▶
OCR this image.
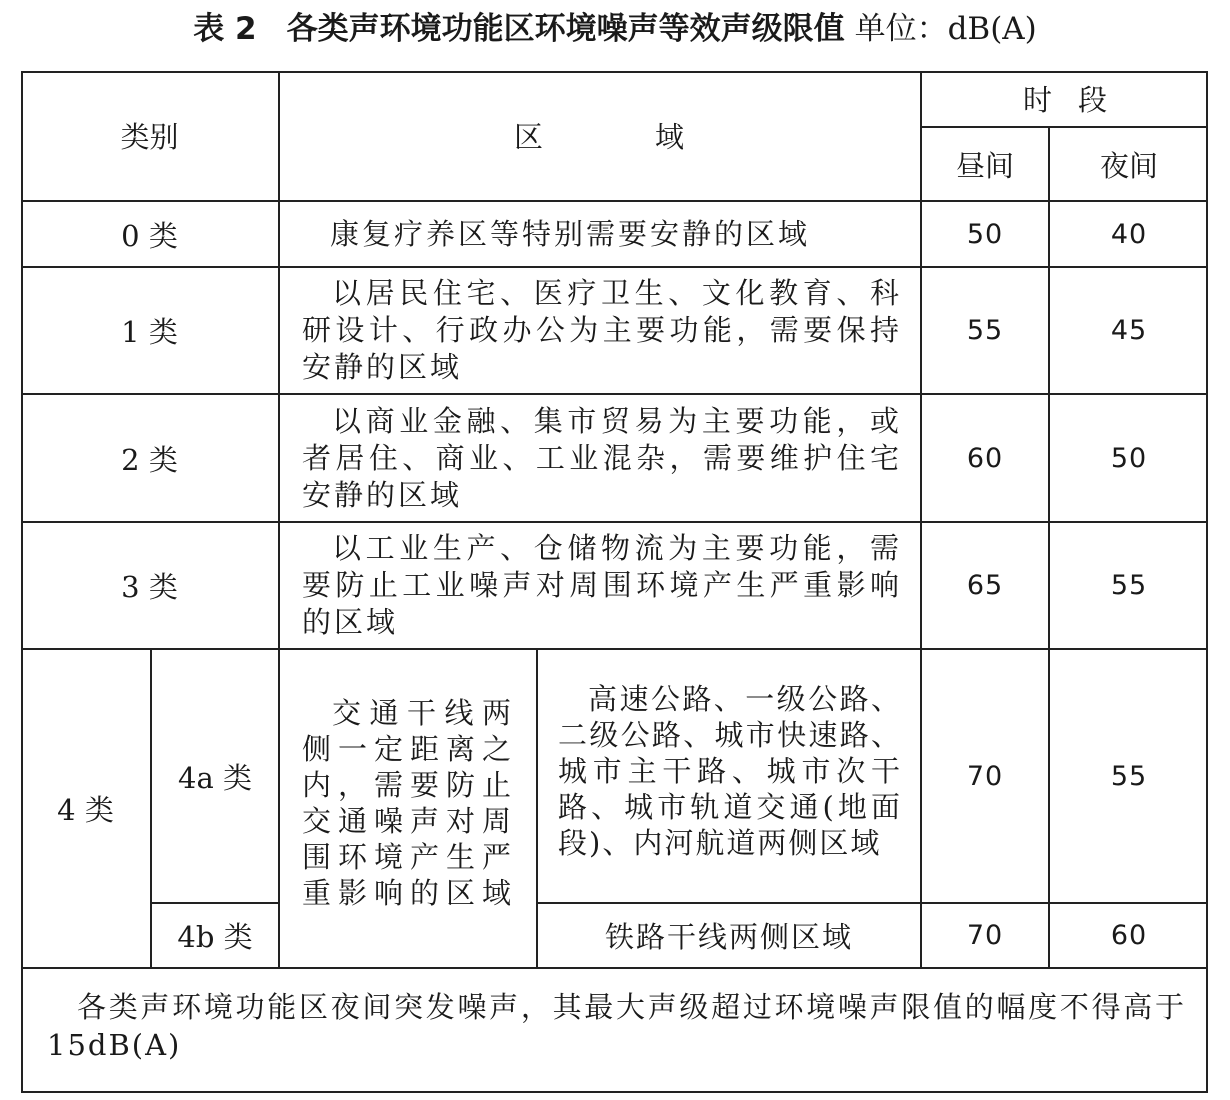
表 2 各类声环境功能区环境噪声等效声级限值 单位：dB(A)
类别		区 域		时 段	
				昼间	夜间
0 类		康复疗养区等特别需要安静的区域		50	40
1 类		以居民住宅、医疗卫生、文化教育、科研设计、行政办公为主要功能，需要保持安静的区域		55	45
2 类		以商业金融、集市贸易为主要功能，或者居住、商业、工业混杂，需要维护住宅安静的区域		60	50
3 类		以工业生产、仓储物流为主要功能，需要防止工业噪声对周围环境产生严重影响的区域		65	55
4 类	4a 类	交通干线两侧一定距离之内，需要防止交通噪声对周围环境产生严重影响的区域	高速公路、一级公路、二级公路、城市快速路、城市主干路、城市次干路、城市轨道交通(地面段)、内河航道两侧区域	70	55
	4b 类		铁路干线两侧区域	70	60
各类声环境功能区夜间突发噪声，其最大声级超过环境噪声限值的幅度不得高于 15dB(A)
◀
REQUIRED WORK: Reproduce the entries above without change, omitting all pictures.

SOLUTION TO THE PROBLEM:
OCR this image.
表 2 各类声环境功能区环境噪声等效声级限值 单位：dB(A)
类别		区 域		时 段	
				昼间	夜间
0 类		康复疗养区等特别需要安静的区域		50	40
1 类		以居民住宅、医疗卫生、文化教育、科研设计、行政办公为主要功能，需要保持安静的区域		55	45
2 类		以商业金融、集市贸易为主要功能，或者居住、商业、工业混杂，需要维护住宅安静的区域		60	50
3 类		以工业生产、仓储物流为主要功能，需要防止工业噪声对周围环境产生严重影响的区域		65	55
4 类	4a 类	交通干线两侧一定距离之内，需要防止交通噪声对周围环境产生严重影响的区域	高速公路、一级公路、二级公路、城市快速路、城市主干路、城市次干路、城市轨道交通(地面段)、内河航道两侧区域	70	55
	4b 类		铁路干线两侧区域	70	60
各类声环境功能区夜间突发噪声，其最大声级超过环境噪声限值的幅度不得高于 15dB(A)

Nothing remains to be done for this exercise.